EXCERPTED DATA —
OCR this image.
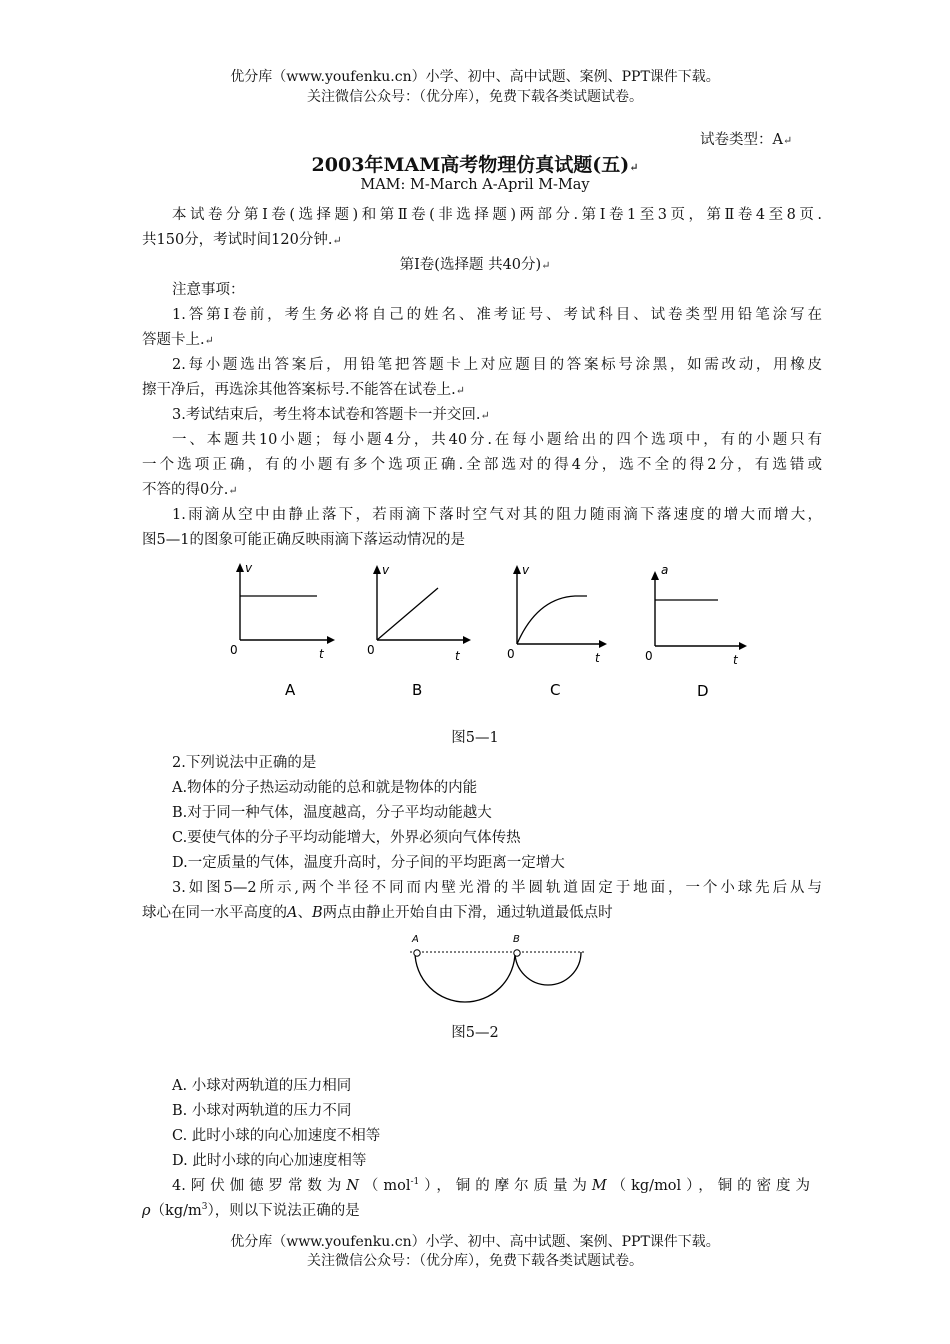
优分库（www.youfenku.cn）小学、初中、高中试题、案例、PPT课件下载。
关注微信公众号：（优分库），免费下载各类试题试卷。
试卷类型：A↵
2003年MAM高考物理仿真试题(五)↵
MAM: M-March A-April M-May
本试卷分第Ⅰ卷(选择题)和第Ⅱ卷(非选择题)两部分.第Ⅰ卷1至3页，第Ⅱ卷4至8页.
共150分，考试时间120分钟.↵
第Ⅰ卷(选择题 共40分)↵
注意事项：
1.答第Ⅰ卷前，考生务必将自己的姓名、准考证号、考试科目、试卷类型用铅笔涂写在
答题卡上.↵
2.每小题选出答案后，用铅笔把答题卡上对应题目的答案标号涂黑，如需改动，用橡皮
擦干净后，再选涂其他答案标号.不能答在试卷上.↵
3.考试结束后，考生将本试卷和答题卡一并交回.↵
一、本题共10小题；每小题4分，共40分.在每小题给出的四个选项中，有的小题只有
一个选项正确，有的小题有多个选项正确.全部选对的得4分，选不全的得2分，有选错或
不答的得0分.↵
1.雨滴从空中由静止落下，若雨滴下落时空气对其的阻力随雨滴下落速度的增大而增大，
图5—1的图象可能正确反映雨滴下落运动情况的是
v
t
0
A
v
t
0
B
v
t
0
C
a
t
0
D
图5—1
2.下列说法中正确的是
A.物体的分子热运动动能的总和就是物体的内能
B.对于同一种气体，温度越高，分子平均动能越大
C.要使气体的分子平均动能增大，外界必须向气体传热
D.一定质量的气体，温度升高时，分子间的平均距离一定增大
3.如图5—2所示,两个半径不同而内壁光滑的半圆轨道固定于地面，一个小球先后从与
球心在同一水平高度的A、B两点由静止开始自由下滑，通过轨道最低点时
A	B
图5—2
A. 小球对两轨道的压力相同
B. 小球对两轨道的压力不同
C. 此时小球的向心加速度不相等
D. 此时小球的向心加速度相等
4.阿伏伽德罗常数为N（mol$^{-1}$），铜的摩尔质量为M（kg/mol），铜的密度为
$\rho(kg/m^3)$，则以下说法正确的是
优分库（www.youfenku.cn）小学、初中、高中试题、案例、PPT课件下载。
关注微信公众号：（优分库），免费下载各类试题试卷。
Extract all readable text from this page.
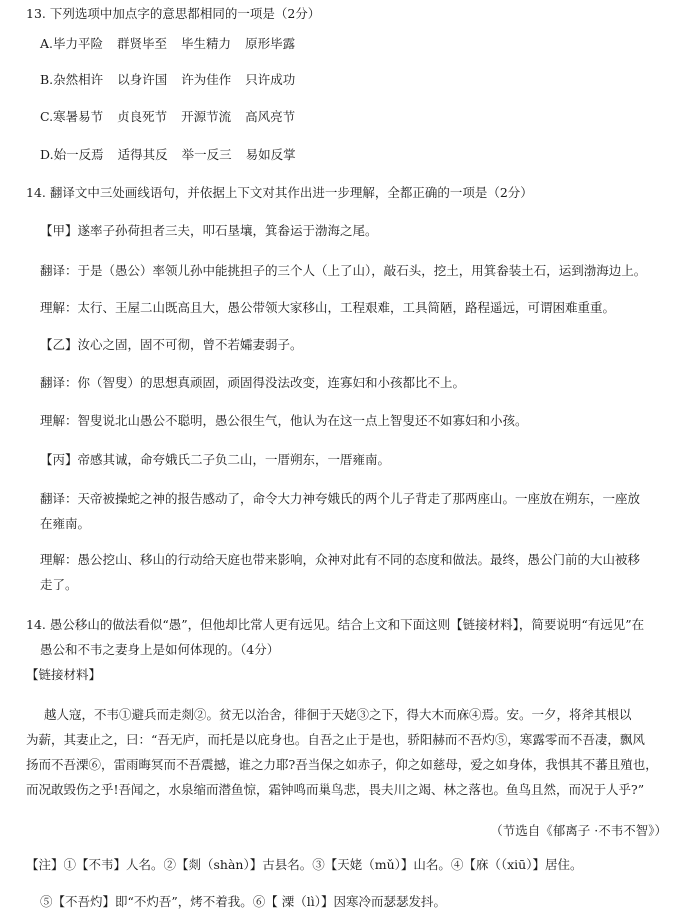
13. 下列选项中加点字的意思都相同的一项是（2分）
A.毕力平险 群贤毕至 毕生精力 原形毕露
B.杂然相许 以身许国 许为佳作 只许成功
C.寒暑易节 贞良死节 开源节流 高风亮节
D.始一反焉 适得其反 举一反三 易如反掌
14. 翻译文中三处画线语句，并依据上下文对其作出进一步理解，全都正确的一项是（2分）
【甲】遂率子孙荷担者三夫，叩石垦壤，箕畚运于渤海之尾。
翻译：于是（愚公）率领儿孙中能挑担子的三个人（上了山），敲石头，挖土，用箕畚装土石，运到渤海边上。
理解：太行、王屋二山既高且大，愚公带领大家移山，工程艰难，工具简陋，路程遥远，可谓困难重重。
【乙】汝心之固，固不可彻，曾不若孀妻弱子。
翻译：你（智叟）的思想真顽固，顽固得没法改变，连寡妇和小孩都比不上。
理解：智叟说北山愚公不聪明，愚公很生气，他认为在这一点上智叟还不如寡妇和小孩。
【丙】帝感其诚，命夸娥氏二子负二山，一厝朔东，一厝雍南。
翻译：天帝被操蛇之神的报告感动了，命令大力神夸娥氏的两个儿子背走了那两座山。一座放在朔东，一座放
在雍南。
理解：愚公挖山、移山的行动给天庭也带来影响，众神对此有不同的态度和做法。最终，愚公门前的大山被移
走了。
14. 愚公移山的做法看似“愚”，但他却比常人更有远见。结合上文和下面这则【链接材料】，简要说明“有远见”在
愚公和不韦之妻身上是如何体现的。（4分）
【链接材料】
越人寇，不韦①避兵而走剡②。贫无以治舍，徘徊于天姥③之下，得大木而庥④焉。安。一夕，将斧其根以
为薪，其妻止之，曰：“吾无庐，而托是以庇身也。自吾之止于是也，骄阳赫而不吾灼⑤，寒露零而不吾凄，飘风
扬而不吾溧⑥，雷雨晦冥而不吾震撼，谁之力耶?吾当保之如赤子，仰之如慈母，爱之如身体，我惧其不蕃且殖也，
而况敢毁伤之乎!吾闻之，水泉缩而潜鱼惊，霜钟鸣而巢鸟悲，畏夫川之竭、林之落也。鱼鸟且然，而况于人乎?”
（节选自《郁离子 ·不韦不智》）
【注】①【不韦】人名。②【剡（shàn）】古县名。③【天姥（mǔ）】山名。④【庥（（xiū）】居住。
⑤【不吾灼】即“不灼吾”，烤不着我。⑥【 溧（lì）】因寒冷而瑟瑟发抖。
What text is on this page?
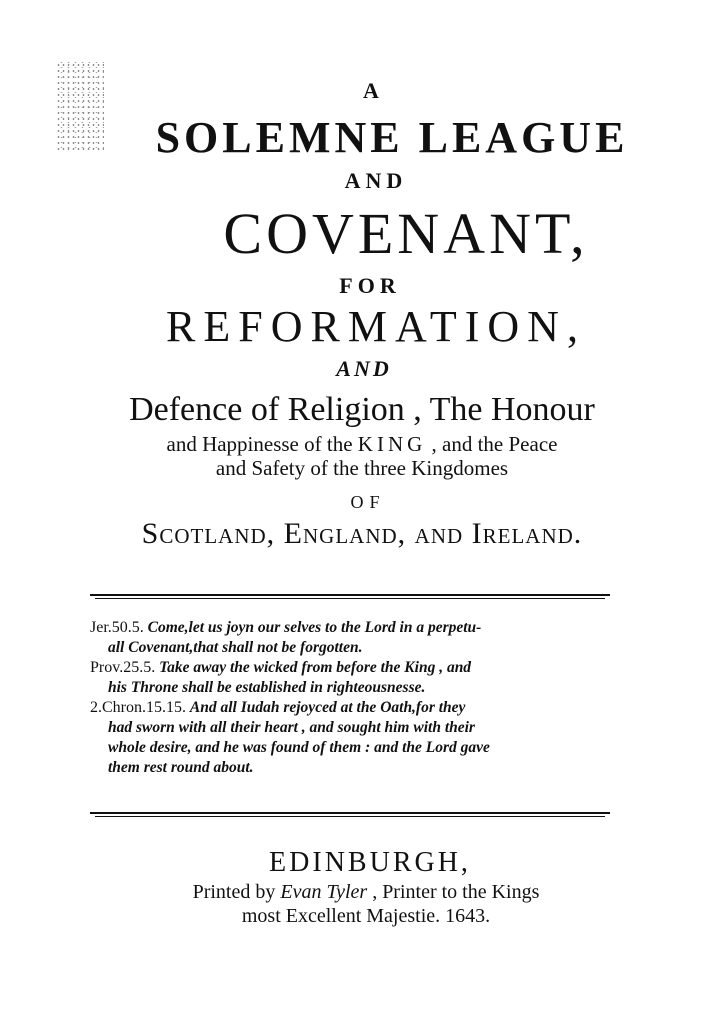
A
SOLEMNE LEAGUE
AND
COVENANT,
FOR
REFORMATION,
AND
Defence of Religion , The Honour
and Happinesse of the KING , and the Peace
and Safety of the three Kingdomes
OF
Scotland, England, and Ireland.

Jer.50.5. Come,let us joyn our selves to the Lord in a perpetu-

all Covenant,that shall not be forgotten.

Prov.25.5. Take away the wicked from before the King , and

his Throne shall be established in righteousnesse.

2.Chron.15.15. And all Iudah rejoyced at the Oath,for they

had sworn with all their heart , and sought him with their

whole desire, and he was found of them : and the Lord gave

them rest round about.

EDINBURGH,
Printed by Evan Tyler , Printer to the Kings
most Excellent Majestie. 1643.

EXERCISE BRIEF — Pull out each line holding the string "shall".

WRITTEN ANSWER —
all Covenant,that shall not be forgotten.
his Throne shall be established in righteousnesse.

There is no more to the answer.